# REQUIRED WORK
Go through the entries below and copy each line containing the word "DNase".

** AVAILABLE RECORDS follows **

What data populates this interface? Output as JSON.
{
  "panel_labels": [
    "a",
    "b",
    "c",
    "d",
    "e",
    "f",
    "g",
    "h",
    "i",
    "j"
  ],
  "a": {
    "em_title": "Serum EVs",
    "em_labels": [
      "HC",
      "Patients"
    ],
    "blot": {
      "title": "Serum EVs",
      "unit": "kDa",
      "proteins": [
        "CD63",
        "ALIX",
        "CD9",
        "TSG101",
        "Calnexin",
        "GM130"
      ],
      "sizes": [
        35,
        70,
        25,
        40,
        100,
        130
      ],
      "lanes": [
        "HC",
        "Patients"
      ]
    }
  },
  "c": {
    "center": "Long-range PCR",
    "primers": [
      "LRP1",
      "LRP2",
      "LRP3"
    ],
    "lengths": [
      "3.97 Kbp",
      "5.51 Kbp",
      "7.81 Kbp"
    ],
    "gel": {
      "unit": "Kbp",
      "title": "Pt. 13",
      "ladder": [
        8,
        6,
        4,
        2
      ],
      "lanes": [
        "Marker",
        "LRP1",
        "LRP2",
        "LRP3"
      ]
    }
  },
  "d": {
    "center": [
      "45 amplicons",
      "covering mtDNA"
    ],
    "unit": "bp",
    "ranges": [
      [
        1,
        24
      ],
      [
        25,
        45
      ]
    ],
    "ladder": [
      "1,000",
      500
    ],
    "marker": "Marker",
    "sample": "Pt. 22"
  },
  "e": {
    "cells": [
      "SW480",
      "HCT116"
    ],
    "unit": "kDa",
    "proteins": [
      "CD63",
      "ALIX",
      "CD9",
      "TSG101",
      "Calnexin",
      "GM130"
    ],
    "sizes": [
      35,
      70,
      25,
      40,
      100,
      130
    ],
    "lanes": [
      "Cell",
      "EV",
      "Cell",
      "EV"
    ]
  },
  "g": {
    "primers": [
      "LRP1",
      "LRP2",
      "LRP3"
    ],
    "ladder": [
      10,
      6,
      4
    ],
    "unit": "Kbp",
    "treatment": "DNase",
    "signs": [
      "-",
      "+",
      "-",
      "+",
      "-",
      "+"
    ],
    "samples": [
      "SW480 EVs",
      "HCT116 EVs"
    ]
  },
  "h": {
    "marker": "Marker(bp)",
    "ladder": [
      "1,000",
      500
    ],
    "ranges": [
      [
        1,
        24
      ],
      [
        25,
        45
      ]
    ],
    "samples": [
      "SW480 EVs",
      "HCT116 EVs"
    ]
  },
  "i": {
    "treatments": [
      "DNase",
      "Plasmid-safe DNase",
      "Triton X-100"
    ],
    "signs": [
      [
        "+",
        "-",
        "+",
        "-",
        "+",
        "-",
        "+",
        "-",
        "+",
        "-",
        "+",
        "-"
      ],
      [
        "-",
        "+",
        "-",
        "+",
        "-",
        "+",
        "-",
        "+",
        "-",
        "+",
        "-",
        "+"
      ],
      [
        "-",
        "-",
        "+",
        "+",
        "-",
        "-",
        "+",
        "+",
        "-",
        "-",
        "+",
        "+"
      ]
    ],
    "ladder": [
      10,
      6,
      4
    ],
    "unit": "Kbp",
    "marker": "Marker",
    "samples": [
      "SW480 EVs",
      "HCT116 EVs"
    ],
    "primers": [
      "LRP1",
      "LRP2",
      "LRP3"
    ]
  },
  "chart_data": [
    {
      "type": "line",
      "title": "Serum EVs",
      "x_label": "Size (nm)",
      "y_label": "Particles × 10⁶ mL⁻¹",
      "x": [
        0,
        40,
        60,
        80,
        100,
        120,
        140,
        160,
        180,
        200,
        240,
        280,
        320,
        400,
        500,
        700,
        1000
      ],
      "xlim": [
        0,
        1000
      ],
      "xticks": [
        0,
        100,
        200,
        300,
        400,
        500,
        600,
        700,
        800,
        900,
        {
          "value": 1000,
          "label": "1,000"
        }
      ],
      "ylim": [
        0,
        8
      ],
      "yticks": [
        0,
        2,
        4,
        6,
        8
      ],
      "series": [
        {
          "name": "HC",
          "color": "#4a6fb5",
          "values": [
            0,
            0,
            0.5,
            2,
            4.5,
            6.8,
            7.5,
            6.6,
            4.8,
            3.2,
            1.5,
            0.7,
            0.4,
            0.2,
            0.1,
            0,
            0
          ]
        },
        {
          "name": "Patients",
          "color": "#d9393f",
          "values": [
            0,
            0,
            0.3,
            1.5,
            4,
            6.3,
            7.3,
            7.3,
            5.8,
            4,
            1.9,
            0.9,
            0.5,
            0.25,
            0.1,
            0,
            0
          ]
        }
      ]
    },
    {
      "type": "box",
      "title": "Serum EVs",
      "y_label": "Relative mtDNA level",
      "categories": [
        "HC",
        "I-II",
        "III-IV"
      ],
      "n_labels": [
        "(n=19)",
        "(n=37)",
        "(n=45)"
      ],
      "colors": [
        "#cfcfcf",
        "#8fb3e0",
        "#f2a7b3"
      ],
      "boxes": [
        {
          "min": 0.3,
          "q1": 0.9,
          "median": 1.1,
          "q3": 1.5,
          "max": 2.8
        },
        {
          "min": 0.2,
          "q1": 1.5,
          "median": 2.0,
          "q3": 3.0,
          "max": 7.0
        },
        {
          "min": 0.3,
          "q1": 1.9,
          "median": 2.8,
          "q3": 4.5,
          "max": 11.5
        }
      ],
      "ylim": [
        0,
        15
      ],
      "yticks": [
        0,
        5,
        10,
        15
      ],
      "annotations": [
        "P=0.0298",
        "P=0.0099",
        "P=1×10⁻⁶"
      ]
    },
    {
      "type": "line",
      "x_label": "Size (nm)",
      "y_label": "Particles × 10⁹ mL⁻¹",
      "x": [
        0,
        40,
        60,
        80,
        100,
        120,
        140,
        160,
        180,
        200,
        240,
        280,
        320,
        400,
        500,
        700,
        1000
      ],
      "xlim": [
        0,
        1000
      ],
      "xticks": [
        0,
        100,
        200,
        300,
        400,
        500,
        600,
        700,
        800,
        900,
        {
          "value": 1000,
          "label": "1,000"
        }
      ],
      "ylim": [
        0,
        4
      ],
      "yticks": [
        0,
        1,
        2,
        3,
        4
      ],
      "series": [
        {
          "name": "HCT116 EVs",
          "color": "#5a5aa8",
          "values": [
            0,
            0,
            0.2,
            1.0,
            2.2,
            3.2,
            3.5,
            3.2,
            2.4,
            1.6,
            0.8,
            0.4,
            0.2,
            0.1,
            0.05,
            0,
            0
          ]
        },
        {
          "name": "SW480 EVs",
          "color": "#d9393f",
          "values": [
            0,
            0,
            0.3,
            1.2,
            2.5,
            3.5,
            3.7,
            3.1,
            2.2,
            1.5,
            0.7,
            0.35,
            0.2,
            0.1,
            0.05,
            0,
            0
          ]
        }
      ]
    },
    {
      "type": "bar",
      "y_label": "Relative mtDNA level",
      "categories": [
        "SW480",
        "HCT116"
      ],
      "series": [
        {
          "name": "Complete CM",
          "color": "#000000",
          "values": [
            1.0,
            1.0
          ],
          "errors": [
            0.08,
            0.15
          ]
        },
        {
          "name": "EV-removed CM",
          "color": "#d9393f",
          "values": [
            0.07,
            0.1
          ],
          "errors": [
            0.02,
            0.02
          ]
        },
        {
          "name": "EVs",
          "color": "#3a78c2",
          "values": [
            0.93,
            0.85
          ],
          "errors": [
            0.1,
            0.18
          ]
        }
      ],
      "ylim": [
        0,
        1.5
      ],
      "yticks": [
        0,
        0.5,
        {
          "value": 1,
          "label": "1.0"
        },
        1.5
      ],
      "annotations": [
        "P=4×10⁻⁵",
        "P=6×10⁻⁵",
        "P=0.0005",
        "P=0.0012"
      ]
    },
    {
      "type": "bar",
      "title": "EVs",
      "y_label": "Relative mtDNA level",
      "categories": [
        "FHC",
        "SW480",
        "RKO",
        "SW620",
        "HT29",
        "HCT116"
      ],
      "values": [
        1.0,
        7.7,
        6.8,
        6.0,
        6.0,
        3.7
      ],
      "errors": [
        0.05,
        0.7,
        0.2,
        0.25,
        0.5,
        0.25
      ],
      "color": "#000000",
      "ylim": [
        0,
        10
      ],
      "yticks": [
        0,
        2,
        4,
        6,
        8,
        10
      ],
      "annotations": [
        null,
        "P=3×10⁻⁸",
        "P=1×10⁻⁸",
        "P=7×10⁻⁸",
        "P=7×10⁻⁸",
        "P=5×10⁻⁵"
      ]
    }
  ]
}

** End of AVAILABLE RECORDS **

# RESPONSE BELOW
    "treatment": "DNase",
      "DNase",
      "Plasmid-safe DNase",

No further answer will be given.